YOUR INSTRUCTIONS:
Go through each line of the records below and count those with the word "unity"; give only the total.

======== MATERIAL SUPPLIED

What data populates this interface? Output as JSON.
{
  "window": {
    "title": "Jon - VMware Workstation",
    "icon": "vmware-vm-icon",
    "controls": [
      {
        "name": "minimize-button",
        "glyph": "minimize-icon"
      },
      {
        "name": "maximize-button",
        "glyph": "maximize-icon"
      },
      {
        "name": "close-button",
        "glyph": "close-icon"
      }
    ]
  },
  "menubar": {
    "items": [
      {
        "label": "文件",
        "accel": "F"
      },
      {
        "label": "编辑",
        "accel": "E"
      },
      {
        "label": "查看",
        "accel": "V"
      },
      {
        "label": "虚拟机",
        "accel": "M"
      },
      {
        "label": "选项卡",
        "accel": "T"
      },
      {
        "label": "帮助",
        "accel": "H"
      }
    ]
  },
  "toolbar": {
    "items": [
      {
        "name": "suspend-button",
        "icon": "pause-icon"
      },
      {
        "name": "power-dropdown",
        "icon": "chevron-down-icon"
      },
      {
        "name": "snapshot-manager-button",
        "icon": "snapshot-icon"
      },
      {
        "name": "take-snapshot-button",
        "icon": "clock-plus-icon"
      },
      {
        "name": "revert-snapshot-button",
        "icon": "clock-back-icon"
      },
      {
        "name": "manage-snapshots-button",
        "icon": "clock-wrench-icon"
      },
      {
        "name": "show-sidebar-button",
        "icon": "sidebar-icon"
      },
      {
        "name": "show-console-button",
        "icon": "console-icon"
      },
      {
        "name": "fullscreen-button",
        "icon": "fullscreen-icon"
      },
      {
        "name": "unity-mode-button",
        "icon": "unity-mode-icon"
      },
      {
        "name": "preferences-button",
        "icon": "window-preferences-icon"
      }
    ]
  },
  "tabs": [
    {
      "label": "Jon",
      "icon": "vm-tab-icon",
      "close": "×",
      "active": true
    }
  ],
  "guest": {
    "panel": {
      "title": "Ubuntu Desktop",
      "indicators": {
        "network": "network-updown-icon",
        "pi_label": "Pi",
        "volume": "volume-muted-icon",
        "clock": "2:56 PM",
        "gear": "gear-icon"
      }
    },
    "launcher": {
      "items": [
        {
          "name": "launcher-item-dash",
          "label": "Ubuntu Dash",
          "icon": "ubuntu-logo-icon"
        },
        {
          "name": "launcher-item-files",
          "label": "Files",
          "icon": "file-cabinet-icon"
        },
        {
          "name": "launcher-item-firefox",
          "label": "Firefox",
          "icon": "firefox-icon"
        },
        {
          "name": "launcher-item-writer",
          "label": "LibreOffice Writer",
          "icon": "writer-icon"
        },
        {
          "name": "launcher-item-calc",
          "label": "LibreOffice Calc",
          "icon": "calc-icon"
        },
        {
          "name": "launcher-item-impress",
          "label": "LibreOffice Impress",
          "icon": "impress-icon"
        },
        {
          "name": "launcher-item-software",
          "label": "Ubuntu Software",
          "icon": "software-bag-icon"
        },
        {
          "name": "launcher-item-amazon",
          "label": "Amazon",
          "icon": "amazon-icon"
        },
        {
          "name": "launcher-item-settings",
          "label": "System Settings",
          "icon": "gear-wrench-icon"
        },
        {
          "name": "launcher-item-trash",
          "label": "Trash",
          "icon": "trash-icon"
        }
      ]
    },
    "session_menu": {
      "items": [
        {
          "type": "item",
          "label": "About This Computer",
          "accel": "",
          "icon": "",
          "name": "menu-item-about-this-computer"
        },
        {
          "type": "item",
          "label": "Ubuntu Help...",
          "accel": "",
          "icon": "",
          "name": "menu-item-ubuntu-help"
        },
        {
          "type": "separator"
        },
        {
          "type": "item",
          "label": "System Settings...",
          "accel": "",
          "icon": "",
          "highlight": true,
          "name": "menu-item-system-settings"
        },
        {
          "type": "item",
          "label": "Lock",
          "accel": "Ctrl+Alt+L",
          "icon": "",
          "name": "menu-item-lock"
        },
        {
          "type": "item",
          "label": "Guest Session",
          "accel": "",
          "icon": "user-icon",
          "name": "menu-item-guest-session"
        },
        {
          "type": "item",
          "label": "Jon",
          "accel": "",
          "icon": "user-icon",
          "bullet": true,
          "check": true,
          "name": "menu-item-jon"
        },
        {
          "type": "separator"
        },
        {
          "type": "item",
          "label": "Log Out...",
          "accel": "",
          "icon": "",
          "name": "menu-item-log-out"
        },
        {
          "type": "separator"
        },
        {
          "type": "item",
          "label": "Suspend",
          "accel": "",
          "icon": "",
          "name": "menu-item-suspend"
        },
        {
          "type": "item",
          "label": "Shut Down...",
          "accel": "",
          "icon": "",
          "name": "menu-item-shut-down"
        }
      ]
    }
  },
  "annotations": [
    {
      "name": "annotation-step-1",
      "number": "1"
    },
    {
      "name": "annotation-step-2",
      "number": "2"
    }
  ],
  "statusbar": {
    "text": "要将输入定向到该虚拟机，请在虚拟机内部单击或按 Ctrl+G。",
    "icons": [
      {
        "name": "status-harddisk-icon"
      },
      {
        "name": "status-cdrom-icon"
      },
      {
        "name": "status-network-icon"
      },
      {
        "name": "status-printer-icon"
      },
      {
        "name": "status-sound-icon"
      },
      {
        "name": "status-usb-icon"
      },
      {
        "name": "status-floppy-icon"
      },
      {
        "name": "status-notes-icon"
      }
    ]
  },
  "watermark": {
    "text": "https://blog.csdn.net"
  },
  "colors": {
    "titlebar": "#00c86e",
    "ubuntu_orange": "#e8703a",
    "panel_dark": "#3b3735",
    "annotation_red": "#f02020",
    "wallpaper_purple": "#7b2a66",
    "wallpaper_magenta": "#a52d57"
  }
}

================

TASK RESULT:
2